▸ WHAT THE EXERCISE ASKS
Send back all the data below, exactly as given.

(Source data)
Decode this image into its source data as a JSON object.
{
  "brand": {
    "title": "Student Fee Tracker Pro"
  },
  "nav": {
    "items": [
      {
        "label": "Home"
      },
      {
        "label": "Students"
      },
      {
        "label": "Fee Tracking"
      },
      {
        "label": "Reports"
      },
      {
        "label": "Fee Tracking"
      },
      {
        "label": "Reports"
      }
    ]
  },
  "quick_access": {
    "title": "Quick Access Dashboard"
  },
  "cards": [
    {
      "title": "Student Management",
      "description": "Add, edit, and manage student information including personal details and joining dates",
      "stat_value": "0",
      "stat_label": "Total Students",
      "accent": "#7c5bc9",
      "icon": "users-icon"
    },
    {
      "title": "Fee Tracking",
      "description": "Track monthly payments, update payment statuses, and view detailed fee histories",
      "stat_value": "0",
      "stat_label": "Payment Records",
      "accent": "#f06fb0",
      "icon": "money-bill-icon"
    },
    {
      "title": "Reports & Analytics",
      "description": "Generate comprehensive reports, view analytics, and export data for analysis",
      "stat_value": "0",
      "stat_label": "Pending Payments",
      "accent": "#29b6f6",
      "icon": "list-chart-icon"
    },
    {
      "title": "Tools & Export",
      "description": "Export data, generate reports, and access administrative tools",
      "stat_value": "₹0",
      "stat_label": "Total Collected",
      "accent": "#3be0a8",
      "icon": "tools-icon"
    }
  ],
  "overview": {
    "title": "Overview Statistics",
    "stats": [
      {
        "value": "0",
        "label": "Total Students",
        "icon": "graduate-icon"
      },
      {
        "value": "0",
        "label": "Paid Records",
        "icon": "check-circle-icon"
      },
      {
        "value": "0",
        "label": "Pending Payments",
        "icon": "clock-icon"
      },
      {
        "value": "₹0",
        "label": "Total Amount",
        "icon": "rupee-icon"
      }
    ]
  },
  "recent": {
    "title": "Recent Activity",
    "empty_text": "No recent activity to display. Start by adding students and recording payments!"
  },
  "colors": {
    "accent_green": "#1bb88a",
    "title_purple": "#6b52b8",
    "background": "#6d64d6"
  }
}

▸ FINAL ANSWER
Decode this image into its source data as a JSON object.
{
  "brand": {
    "title": "Student Fee Tracker Pro"
  },
  "nav": {
    "items": [
      {
        "label": "Home"
      },
      {
        "label": "Students"
      },
      {
        "label": "Fee Tracking"
      },
      {
        "label": "Reports"
      },
      {
        "label": "Fee Tracking"
      },
      {
        "label": "Reports"
      }
    ]
  },
  "quick_access": {
    "title": "Quick Access Dashboard"
  },
  "cards": [
    {
      "title": "Student Management",
      "description": "Add, edit, and manage student information including personal details and joining dates",
      "stat_value": "0",
      "stat_label": "Total Students",
      "accent": "#7c5bc9",
      "icon": "users-icon"
    },
    {
      "title": "Fee Tracking",
      "description": "Track monthly payments, update payment statuses, and view detailed fee histories",
      "stat_value": "0",
      "stat_label": "Payment Records",
      "accent": "#f06fb0",
      "icon": "money-bill-icon"
    },
    {
      "title": "Reports & Analytics",
      "description": "Generate comprehensive reports, view analytics, and export data for analysis",
      "stat_value": "0",
      "stat_label": "Pending Payments",
      "accent": "#29b6f6",
      "icon": "list-chart-icon"
    },
    {
      "title": "Tools & Export",
      "description": "Export data, generate reports, and access administrative tools",
      "stat_value": "₹0",
      "stat_label": "Total Collected",
      "accent": "#3be0a8",
      "icon": "tools-icon"
    }
  ],
  "overview": {
    "title": "Overview Statistics",
    "stats": [
      {
        "value": "0",
        "label": "Total Students",
        "icon": "graduate-icon"
      },
      {
        "value": "0",
        "label": "Paid Records",
        "icon": "check-circle-icon"
      },
      {
        "value": "0",
        "label": "Pending Payments",
        "icon": "clock-icon"
      },
      {
        "value": "₹0",
        "label": "Total Amount",
        "icon": "rupee-icon"
      }
    ]
  },
  "recent": {
    "title": "Recent Activity",
    "empty_text": "No recent activity to display. Start by adding students and recording payments!"
  },
  "colors": {
    "accent_green": "#1bb88a",
    "title_purple": "#6b52b8",
    "background": "#6d64d6"
  }
}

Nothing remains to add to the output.